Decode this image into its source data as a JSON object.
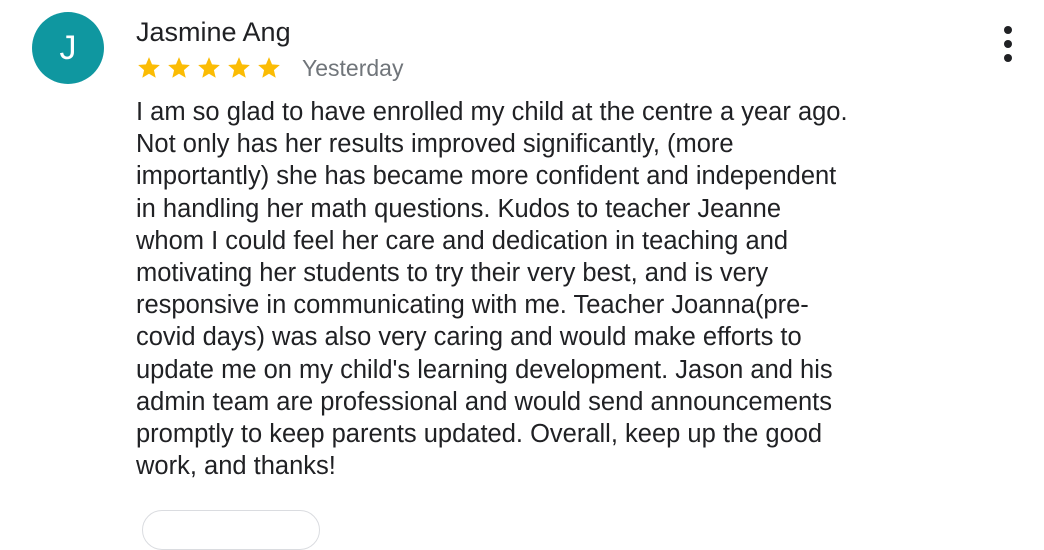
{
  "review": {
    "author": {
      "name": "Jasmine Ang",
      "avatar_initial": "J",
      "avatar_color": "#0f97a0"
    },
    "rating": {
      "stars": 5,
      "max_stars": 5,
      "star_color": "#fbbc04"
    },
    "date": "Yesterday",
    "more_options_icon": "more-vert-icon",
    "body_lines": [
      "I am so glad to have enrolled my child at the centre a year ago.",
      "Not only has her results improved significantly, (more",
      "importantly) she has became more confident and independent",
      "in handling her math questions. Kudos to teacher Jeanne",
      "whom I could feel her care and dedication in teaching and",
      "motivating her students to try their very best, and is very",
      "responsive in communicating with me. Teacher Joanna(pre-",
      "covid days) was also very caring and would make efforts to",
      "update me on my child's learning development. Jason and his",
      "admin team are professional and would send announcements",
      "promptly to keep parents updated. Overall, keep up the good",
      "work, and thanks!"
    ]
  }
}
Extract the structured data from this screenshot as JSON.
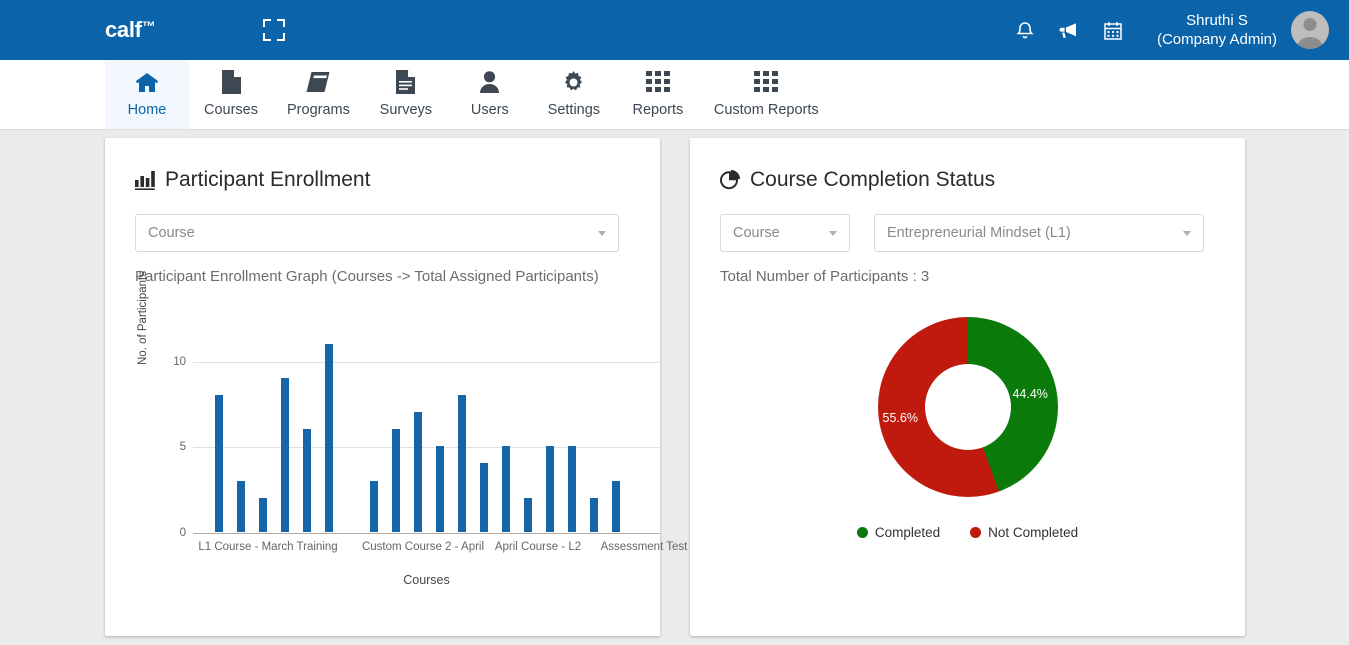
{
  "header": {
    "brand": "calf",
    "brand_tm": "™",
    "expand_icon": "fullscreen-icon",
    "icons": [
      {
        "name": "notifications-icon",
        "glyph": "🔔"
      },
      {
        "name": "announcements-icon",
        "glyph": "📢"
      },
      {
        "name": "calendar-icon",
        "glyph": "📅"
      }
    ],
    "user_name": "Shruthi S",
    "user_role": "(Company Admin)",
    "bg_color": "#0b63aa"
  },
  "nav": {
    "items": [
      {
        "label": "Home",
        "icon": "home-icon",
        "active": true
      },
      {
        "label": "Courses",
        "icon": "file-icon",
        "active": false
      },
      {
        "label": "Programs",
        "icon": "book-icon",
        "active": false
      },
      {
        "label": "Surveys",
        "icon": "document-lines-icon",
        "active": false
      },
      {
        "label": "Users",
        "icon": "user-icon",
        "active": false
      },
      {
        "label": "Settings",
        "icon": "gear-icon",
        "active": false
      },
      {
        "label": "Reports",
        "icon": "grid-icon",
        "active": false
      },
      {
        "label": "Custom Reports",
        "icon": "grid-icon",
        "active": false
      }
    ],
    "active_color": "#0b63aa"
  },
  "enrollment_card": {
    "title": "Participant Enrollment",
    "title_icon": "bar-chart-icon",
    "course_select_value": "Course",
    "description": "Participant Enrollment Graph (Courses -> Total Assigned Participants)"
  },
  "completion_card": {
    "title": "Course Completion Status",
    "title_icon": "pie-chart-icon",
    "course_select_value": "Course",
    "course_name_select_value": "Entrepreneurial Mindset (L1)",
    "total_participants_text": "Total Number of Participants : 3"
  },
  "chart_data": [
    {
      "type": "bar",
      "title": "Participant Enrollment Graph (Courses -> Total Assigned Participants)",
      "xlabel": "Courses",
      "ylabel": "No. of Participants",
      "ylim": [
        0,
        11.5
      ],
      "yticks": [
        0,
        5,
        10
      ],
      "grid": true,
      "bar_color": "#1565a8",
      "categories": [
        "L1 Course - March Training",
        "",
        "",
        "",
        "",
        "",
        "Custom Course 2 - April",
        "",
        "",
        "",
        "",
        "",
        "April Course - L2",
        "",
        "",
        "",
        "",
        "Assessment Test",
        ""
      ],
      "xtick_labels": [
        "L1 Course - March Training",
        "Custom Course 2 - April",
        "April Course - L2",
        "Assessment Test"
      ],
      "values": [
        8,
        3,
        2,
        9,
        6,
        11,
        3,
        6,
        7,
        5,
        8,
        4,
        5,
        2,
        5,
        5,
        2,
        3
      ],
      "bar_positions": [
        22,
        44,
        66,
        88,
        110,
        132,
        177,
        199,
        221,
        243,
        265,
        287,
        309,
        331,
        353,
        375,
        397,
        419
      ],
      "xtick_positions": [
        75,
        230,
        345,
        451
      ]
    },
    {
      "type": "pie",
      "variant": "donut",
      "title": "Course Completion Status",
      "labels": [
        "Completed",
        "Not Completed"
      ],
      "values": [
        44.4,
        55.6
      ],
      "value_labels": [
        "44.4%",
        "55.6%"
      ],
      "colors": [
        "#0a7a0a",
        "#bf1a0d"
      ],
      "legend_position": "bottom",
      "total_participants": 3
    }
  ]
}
---
● **Task prompt**:
Retype the entries word for word. Omit any images.

● **The output**:
Decode this image into its source data as a JSON object.
{
  "review": {
    "author": {
      "name": "Jasmine Ang",
      "avatar_initial": "J",
      "avatar_color": "#0f97a0"
    },
    "rating": {
      "stars": 5,
      "max_stars": 5,
      "star_color": "#fbbc04"
    },
    "date": "Yesterday",
    "more_options_icon": "more-vert-icon",
    "body_lines": [
      "I am so glad to have enrolled my child at the centre a year ago.",
      "Not only has her results improved significantly, (more",
      "importantly) she has became more confident and independent",
      "in handling her math questions. Kudos to teacher Jeanne",
      "whom I could feel her care and dedication in teaching and",
      "motivating her students to try their very best, and is very",
      "responsive in communicating with me. Teacher Joanna(pre-",
      "covid days) was also very caring and would make efforts to",
      "update me on my child's learning development. Jason and his",
      "admin team are professional and would send announcements",
      "promptly to keep parents updated. Overall, keep up the good",
      "work, and thanks!"
    ]
  }
}
Extract the structured data from this screenshot as JSON.
{
  "header": {
    "brand": "calf",
    "brand_tm": "™",
    "expand_icon": "fullscreen-icon",
    "icons": [
      {
        "name": "notifications-icon",
        "glyph": "🔔"
      },
      {
        "name": "announcements-icon",
        "glyph": "📢"
      },
      {
        "name": "calendar-icon",
        "glyph": "📅"
      }
    ],
    "user_name": "Shruthi S",
    "user_role": "(Company Admin)",
    "bg_color": "#0b63aa"
  },
  "nav": {
    "items": [
      {
        "label": "Home",
        "icon": "home-icon",
        "active": true
      },
      {
        "label": "Courses",
        "icon": "file-icon",
        "active": false
      },
      {
        "label": "Programs",
        "icon": "book-icon",
        "active": false
      },
      {
        "label": "Surveys",
        "icon": "document-lines-icon",
        "active": false
      },
      {
        "label": "Users",
        "icon": "user-icon",
        "active": false
      },
      {
        "label": "Settings",
        "icon": "gear-icon",
        "active": false
      },
      {
        "label": "Reports",
        "icon": "grid-icon",
        "active": false
      },
      {
        "label": "Custom Reports",
        "icon": "grid-icon",
        "active": false
      }
    ],
    "active_color": "#0b63aa"
  },
  "enrollment_card": {
    "title": "Participant Enrollment",
    "title_icon": "bar-chart-icon",
    "course_select_value": "Course",
    "description": "Participant Enrollment Graph (Courses -> Total Assigned Participants)"
  },
  "completion_card": {
    "title": "Course Completion Status",
    "title_icon": "pie-chart-icon",
    "course_select_value": "Course",
    "course_name_select_value": "Entrepreneurial Mindset (L1)",
    "total_participants_text": "Total Number of Participants : 3"
  },
  "chart_data": [
    {
      "type": "bar",
      "title": "Participant Enrollment Graph (Courses -> Total Assigned Participants)",
      "xlabel": "Courses",
      "ylabel": "No. of Participants",
      "ylim": [
        0,
        11.5
      ],
      "yticks": [
        0,
        5,
        10
      ],
      "grid": true,
      "bar_color": "#1565a8",
      "categories": [
        "L1 Course - March Training",
        "",
        "",
        "",
        "",
        "",
        "Custom Course 2 - April",
        "",
        "",
        "",
        "",
        "",
        "April Course - L2",
        "",
        "",
        "",
        "",
        "Assessment Test",
        ""
      ],
      "xtick_labels": [
        "L1 Course - March Training",
        "Custom Course 2 - April",
        "April Course - L2",
        "Assessment Test"
      ],
      "values": [
        8,
        3,
        2,
        9,
        6,
        11,
        3,
        6,
        7,
        5,
        8,
        4,
        5,
        2,
        5,
        5,
        2,
        3
      ],
      "bar_positions": [
        22,
        44,
        66,
        88,
        110,
        132,
        177,
        199,
        221,
        243,
        265,
        287,
        309,
        331,
        353,
        375,
        397,
        419
      ],
      "xtick_positions": [
        75,
        230,
        345,
        451
      ]
    },
    {
      "type": "pie",
      "variant": "donut",
      "title": "Course Completion Status",
      "labels": [
        "Completed",
        "Not Completed"
      ],
      "values": [
        44.4,
        55.6
      ],
      "value_labels": [
        "44.4%",
        "55.6%"
      ],
      "colors": [
        "#0a7a0a",
        "#bf1a0d"
      ],
      "legend_position": "bottom",
      "total_participants": 3
    }
  ]
}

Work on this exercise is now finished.